Using the entries below, output exactly the line containing "What text is on this page?" and all lines that follow it to the end.

[Source records]
* Start *
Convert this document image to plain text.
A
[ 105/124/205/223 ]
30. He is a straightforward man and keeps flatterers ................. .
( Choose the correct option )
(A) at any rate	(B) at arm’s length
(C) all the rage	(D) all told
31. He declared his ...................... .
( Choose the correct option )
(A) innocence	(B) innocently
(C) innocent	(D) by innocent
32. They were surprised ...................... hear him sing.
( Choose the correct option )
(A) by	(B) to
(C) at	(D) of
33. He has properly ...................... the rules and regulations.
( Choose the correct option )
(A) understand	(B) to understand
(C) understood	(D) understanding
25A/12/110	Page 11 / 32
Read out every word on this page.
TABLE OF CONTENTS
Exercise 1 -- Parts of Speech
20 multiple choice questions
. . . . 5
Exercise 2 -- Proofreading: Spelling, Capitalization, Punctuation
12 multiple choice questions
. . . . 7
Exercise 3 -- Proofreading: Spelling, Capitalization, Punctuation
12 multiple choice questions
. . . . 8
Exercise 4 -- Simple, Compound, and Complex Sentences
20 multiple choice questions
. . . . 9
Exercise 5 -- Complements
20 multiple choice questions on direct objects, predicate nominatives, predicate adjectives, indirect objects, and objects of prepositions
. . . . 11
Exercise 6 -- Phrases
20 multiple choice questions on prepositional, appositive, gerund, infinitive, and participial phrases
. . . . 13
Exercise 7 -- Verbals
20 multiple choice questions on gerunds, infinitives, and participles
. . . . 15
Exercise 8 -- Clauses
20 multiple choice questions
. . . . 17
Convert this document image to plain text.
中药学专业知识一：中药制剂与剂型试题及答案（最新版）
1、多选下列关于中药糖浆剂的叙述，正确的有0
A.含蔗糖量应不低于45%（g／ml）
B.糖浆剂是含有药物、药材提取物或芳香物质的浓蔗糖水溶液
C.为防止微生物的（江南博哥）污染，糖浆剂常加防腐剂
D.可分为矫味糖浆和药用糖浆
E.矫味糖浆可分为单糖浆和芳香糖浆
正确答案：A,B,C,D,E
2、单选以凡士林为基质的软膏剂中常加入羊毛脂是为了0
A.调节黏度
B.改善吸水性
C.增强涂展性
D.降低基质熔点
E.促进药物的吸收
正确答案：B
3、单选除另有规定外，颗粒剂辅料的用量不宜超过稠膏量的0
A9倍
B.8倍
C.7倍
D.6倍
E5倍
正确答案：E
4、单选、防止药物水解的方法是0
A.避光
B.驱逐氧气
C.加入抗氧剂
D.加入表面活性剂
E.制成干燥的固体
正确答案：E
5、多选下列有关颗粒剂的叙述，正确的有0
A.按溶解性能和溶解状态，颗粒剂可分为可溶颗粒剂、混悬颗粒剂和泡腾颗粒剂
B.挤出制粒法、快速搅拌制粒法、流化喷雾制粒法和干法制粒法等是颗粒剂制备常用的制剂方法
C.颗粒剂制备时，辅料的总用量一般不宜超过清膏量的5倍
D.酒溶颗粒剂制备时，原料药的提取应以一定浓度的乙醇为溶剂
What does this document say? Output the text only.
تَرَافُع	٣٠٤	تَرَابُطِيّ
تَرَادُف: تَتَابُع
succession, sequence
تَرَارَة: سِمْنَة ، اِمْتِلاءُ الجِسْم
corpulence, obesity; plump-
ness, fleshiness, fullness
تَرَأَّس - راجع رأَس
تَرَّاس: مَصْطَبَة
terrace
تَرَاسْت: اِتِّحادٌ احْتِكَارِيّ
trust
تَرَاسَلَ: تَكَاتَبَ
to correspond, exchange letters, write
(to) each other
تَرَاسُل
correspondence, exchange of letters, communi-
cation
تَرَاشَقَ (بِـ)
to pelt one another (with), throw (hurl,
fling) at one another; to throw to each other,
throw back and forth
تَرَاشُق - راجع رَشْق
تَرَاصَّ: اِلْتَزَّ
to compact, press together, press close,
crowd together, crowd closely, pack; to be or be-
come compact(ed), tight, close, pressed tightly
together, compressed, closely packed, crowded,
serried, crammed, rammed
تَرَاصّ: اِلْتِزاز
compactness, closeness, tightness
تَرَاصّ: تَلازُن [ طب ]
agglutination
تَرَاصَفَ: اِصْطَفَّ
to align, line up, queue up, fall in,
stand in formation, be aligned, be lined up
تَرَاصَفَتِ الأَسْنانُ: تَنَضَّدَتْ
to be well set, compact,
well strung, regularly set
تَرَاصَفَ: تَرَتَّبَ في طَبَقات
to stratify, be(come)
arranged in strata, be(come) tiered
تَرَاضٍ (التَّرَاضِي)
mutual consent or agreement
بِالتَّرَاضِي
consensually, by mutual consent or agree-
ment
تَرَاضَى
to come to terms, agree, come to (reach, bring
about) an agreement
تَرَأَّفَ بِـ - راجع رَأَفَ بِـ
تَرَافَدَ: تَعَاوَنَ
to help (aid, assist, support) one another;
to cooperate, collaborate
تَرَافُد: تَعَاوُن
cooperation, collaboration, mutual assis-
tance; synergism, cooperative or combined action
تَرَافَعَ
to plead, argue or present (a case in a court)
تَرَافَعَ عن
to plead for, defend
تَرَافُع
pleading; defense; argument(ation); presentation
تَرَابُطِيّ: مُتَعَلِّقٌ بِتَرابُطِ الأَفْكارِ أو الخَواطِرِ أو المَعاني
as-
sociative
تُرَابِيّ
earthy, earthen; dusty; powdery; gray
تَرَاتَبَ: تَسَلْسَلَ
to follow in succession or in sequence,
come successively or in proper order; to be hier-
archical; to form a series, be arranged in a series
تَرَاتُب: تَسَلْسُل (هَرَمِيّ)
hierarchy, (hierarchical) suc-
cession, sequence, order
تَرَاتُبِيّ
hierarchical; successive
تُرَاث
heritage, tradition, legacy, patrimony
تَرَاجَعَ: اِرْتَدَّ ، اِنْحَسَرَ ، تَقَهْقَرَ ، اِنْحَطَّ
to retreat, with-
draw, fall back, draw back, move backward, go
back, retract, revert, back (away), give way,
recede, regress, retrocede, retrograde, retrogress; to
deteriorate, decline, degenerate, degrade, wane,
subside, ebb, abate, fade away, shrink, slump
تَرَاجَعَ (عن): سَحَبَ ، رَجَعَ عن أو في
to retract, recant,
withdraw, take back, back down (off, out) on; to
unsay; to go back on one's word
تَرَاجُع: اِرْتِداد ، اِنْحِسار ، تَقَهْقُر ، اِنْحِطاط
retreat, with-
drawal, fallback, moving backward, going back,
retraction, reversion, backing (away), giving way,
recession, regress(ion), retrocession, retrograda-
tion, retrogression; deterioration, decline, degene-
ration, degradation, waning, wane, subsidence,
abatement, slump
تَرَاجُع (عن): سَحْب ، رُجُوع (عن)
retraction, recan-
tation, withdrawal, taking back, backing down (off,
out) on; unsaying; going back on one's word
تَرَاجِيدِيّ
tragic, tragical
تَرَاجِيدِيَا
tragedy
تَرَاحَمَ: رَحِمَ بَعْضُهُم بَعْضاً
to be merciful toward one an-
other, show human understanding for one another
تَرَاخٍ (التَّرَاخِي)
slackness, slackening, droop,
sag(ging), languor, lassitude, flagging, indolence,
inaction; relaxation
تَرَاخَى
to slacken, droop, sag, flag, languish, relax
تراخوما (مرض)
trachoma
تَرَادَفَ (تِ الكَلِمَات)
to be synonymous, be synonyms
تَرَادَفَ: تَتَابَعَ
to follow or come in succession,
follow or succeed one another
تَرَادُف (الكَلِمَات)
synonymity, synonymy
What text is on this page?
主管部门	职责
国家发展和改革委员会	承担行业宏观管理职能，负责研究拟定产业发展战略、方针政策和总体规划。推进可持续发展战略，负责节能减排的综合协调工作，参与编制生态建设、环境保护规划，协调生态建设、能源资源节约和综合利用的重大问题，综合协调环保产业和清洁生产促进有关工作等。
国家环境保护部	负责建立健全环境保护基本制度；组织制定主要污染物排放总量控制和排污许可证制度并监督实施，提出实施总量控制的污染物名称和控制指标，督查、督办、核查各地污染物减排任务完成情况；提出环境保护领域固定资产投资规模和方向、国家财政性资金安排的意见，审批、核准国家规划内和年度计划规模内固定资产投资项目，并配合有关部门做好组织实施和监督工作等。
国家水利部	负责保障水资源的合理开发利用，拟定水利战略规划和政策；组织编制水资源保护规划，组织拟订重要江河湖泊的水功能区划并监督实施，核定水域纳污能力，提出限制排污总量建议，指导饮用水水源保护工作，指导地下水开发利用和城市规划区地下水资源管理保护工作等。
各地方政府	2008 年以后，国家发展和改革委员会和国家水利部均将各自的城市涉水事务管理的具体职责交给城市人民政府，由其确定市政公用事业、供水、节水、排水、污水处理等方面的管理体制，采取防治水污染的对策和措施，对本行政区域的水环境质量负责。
* End *
Output of the task>
What text is on this page?
主管部门	职责
国家发展和改革委员会	承担行业宏观管理职能，负责研究拟定产业发展战略、方针政策和总体规划。推进可持续发展战略，负责节能减排的综合协调工作，参与编制生态建设、环境保护规划，协调生态建设、能源资源节约和综合利用的重大问题，综合协调环保产业和清洁生产促进有关工作等。
国家环境保护部	负责建立健全环境保护基本制度；组织制定主要污染物排放总量控制和排污许可证制度并监督实施，提出实施总量控制的污染物名称和控制指标，督查、督办、核查各地污染物减排任务完成情况；提出环境保护领域固定资产投资规模和方向、国家财政性资金安排的意见，审批、核准国家规划内和年度计划规模内固定资产投资项目，并配合有关部门做好组织实施和监督工作等。
国家水利部	负责保障水资源的合理开发利用，拟定水利战略规划和政策；组织编制水资源保护规划，组织拟订重要江河湖泊的水功能区划并监督实施，核定水域纳污能力，提出限制排污总量建议，指导饮用水水源保护工作，指导地下水开发利用和城市规划区地下水资源管理保护工作等。
各地方政府	2008 年以后，国家发展和改革委员会和国家水利部均将各自的城市涉水事务管理的具体职责交给城市人民政府，由其确定市政公用事业、供水、节水、排水、污水处理等方面的管理体制，采取防治水污染的对策和措施，对本行政区域的水环境质量负责。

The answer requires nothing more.